## TO BE DONE
Without the pictures, give the entries below again exactly as written.

## ENTRIES SHOWN
::::
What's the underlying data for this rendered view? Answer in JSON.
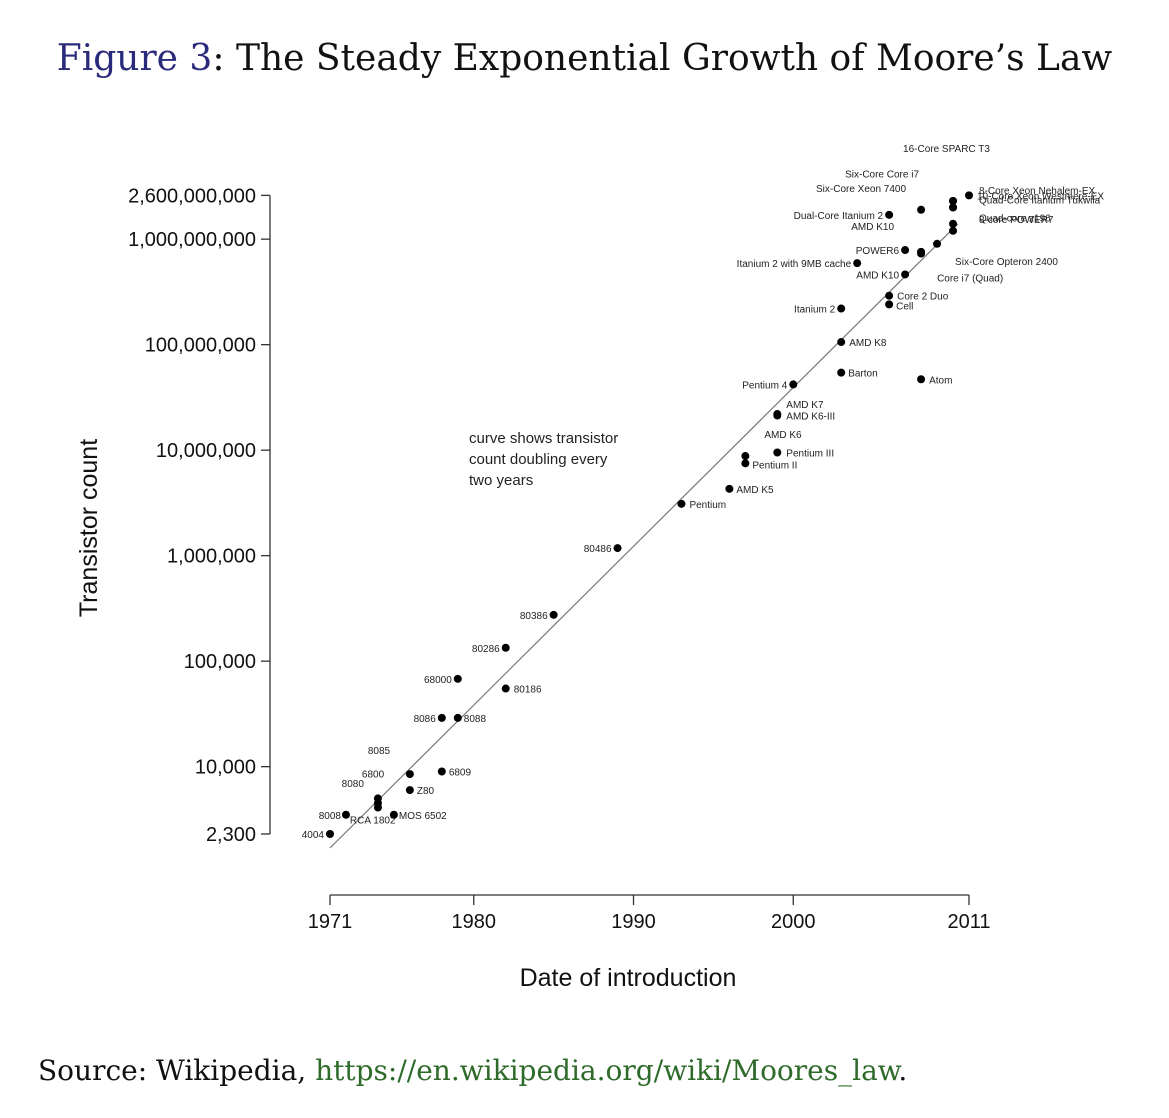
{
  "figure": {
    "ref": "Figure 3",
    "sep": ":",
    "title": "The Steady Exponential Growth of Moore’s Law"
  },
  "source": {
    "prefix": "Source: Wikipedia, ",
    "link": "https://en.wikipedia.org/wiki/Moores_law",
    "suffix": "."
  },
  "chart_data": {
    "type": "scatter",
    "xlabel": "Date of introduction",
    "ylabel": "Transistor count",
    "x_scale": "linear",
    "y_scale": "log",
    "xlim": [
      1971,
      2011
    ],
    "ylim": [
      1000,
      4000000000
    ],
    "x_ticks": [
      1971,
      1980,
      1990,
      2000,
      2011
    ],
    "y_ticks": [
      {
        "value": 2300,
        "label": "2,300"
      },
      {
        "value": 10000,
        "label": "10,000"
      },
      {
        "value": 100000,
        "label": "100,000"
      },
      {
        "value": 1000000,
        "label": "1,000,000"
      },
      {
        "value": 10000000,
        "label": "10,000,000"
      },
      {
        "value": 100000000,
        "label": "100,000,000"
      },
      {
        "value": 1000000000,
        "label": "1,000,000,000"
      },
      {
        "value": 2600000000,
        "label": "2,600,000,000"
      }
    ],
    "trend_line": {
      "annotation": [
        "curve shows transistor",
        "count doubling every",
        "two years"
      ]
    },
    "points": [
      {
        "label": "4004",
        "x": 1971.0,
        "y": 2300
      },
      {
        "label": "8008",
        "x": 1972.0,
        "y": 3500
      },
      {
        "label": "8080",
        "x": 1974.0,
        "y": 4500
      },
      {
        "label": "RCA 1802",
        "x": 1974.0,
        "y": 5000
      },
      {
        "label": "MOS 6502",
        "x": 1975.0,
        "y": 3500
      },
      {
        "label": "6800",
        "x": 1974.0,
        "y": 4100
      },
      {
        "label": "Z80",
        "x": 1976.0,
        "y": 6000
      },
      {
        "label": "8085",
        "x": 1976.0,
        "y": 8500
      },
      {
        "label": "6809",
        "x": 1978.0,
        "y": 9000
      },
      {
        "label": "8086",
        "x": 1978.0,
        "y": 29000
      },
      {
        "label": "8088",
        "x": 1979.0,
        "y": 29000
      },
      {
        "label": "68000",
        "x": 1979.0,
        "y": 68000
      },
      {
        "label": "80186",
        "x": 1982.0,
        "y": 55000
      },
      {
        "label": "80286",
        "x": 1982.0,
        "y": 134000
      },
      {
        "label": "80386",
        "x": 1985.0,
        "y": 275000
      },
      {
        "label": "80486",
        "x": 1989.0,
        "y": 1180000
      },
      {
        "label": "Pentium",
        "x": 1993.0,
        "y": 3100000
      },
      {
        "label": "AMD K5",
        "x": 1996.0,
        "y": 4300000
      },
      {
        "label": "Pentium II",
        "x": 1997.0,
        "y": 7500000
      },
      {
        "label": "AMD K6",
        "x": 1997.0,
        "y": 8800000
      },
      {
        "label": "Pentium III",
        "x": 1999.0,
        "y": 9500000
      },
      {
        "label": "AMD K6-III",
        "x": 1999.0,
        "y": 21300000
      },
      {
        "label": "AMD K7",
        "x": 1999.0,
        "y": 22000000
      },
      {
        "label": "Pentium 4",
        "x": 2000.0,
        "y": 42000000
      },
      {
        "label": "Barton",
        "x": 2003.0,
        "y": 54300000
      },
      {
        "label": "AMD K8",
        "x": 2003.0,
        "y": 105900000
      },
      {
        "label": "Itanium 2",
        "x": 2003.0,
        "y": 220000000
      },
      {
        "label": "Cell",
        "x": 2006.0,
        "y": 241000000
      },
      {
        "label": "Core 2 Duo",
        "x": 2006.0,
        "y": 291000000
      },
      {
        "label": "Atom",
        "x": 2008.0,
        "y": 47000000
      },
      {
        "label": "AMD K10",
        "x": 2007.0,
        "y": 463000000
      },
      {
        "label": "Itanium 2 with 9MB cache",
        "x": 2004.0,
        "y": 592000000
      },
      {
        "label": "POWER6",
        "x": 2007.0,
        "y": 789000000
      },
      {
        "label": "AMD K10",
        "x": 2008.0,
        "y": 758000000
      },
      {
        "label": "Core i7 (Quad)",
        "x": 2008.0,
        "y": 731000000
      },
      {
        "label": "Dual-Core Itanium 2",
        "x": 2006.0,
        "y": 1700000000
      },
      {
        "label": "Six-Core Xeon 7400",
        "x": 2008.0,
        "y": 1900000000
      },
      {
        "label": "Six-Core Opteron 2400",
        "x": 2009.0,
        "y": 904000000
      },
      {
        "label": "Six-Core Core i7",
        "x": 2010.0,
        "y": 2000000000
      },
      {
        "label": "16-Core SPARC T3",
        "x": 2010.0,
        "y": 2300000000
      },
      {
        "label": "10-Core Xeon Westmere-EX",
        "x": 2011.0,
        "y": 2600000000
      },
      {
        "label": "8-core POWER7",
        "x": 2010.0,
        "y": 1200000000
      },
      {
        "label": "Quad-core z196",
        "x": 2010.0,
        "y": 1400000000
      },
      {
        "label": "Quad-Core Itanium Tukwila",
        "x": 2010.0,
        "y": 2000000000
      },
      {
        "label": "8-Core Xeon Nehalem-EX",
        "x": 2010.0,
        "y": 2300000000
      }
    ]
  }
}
::::
## CORRECT OUTPUT
What's the underlying data for this rendered view? Answer in JSON.
{
  "figure": {
    "ref": "Figure 3",
    "sep": ":",
    "title": "The Steady Exponential Growth of Moore’s Law"
  },
  "source": {
    "prefix": "Source: Wikipedia, ",
    "link": "https://en.wikipedia.org/wiki/Moores_law",
    "suffix": "."
  },
  "chart_data": {
    "type": "scatter",
    "xlabel": "Date of introduction",
    "ylabel": "Transistor count",
    "x_scale": "linear",
    "y_scale": "log",
    "xlim": [
      1971,
      2011
    ],
    "ylim": [
      1000,
      4000000000
    ],
    "x_ticks": [
      1971,
      1980,
      1990,
      2000,
      2011
    ],
    "y_ticks": [
      {
        "value": 2300,
        "label": "2,300"
      },
      {
        "value": 10000,
        "label": "10,000"
      },
      {
        "value": 100000,
        "label": "100,000"
      },
      {
        "value": 1000000,
        "label": "1,000,000"
      },
      {
        "value": 10000000,
        "label": "10,000,000"
      },
      {
        "value": 100000000,
        "label": "100,000,000"
      },
      {
        "value": 1000000000,
        "label": "1,000,000,000"
      },
      {
        "value": 2600000000,
        "label": "2,600,000,000"
      }
    ],
    "trend_line": {
      "annotation": [
        "curve shows transistor",
        "count doubling every",
        "two years"
      ]
    },
    "points": [
      {
        "label": "4004",
        "x": 1971.0,
        "y": 2300
      },
      {
        "label": "8008",
        "x": 1972.0,
        "y": 3500
      },
      {
        "label": "8080",
        "x": 1974.0,
        "y": 4500
      },
      {
        "label": "RCA 1802",
        "x": 1974.0,
        "y": 5000
      },
      {
        "label": "MOS 6502",
        "x": 1975.0,
        "y": 3500
      },
      {
        "label": "6800",
        "x": 1974.0,
        "y": 4100
      },
      {
        "label": "Z80",
        "x": 1976.0,
        "y": 6000
      },
      {
        "label": "8085",
        "x": 1976.0,
        "y": 8500
      },
      {
        "label": "6809",
        "x": 1978.0,
        "y": 9000
      },
      {
        "label": "8086",
        "x": 1978.0,
        "y": 29000
      },
      {
        "label": "8088",
        "x": 1979.0,
        "y": 29000
      },
      {
        "label": "68000",
        "x": 1979.0,
        "y": 68000
      },
      {
        "label": "80186",
        "x": 1982.0,
        "y": 55000
      },
      {
        "label": "80286",
        "x": 1982.0,
        "y": 134000
      },
      {
        "label": "80386",
        "x": 1985.0,
        "y": 275000
      },
      {
        "label": "80486",
        "x": 1989.0,
        "y": 1180000
      },
      {
        "label": "Pentium",
        "x": 1993.0,
        "y": 3100000
      },
      {
        "label": "AMD K5",
        "x": 1996.0,
        "y": 4300000
      },
      {
        "label": "Pentium II",
        "x": 1997.0,
        "y": 7500000
      },
      {
        "label": "AMD K6",
        "x": 1997.0,
        "y": 8800000
      },
      {
        "label": "Pentium III",
        "x": 1999.0,
        "y": 9500000
      },
      {
        "label": "AMD K6-III",
        "x": 1999.0,
        "y": 21300000
      },
      {
        "label": "AMD K7",
        "x": 1999.0,
        "y": 22000000
      },
      {
        "label": "Pentium 4",
        "x": 2000.0,
        "y": 42000000
      },
      {
        "label": "Barton",
        "x": 2003.0,
        "y": 54300000
      },
      {
        "label": "AMD K8",
        "x": 2003.0,
        "y": 105900000
      },
      {
        "label": "Itanium 2",
        "x": 2003.0,
        "y": 220000000
      },
      {
        "label": "Cell",
        "x": 2006.0,
        "y": 241000000
      },
      {
        "label": "Core 2 Duo",
        "x": 2006.0,
        "y": 291000000
      },
      {
        "label": "Atom",
        "x": 2008.0,
        "y": 47000000
      },
      {
        "label": "AMD K10",
        "x": 2007.0,
        "y": 463000000
      },
      {
        "label": "Itanium 2 with 9MB cache",
        "x": 2004.0,
        "y": 592000000
      },
      {
        "label": "POWER6",
        "x": 2007.0,
        "y": 789000000
      },
      {
        "label": "AMD K10",
        "x": 2008.0,
        "y": 758000000
      },
      {
        "label": "Core i7 (Quad)",
        "x": 2008.0,
        "y": 731000000
      },
      {
        "label": "Dual-Core Itanium 2",
        "x": 2006.0,
        "y": 1700000000
      },
      {
        "label": "Six-Core Xeon 7400",
        "x": 2008.0,
        "y": 1900000000
      },
      {
        "label": "Six-Core Opteron 2400",
        "x": 2009.0,
        "y": 904000000
      },
      {
        "label": "Six-Core Core i7",
        "x": 2010.0,
        "y": 2000000000
      },
      {
        "label": "16-Core SPARC T3",
        "x": 2010.0,
        "y": 2300000000
      },
      {
        "label": "10-Core Xeon Westmere-EX",
        "x": 2011.0,
        "y": 2600000000
      },
      {
        "label": "8-core POWER7",
        "x": 2010.0,
        "y": 1200000000
      },
      {
        "label": "Quad-core z196",
        "x": 2010.0,
        "y": 1400000000
      },
      {
        "label": "Quad-Core Itanium Tukwila",
        "x": 2010.0,
        "y": 2000000000
      },
      {
        "label": "8-Core Xeon Nehalem-EX",
        "x": 2010.0,
        "y": 2300000000
      }
    ]
  }
}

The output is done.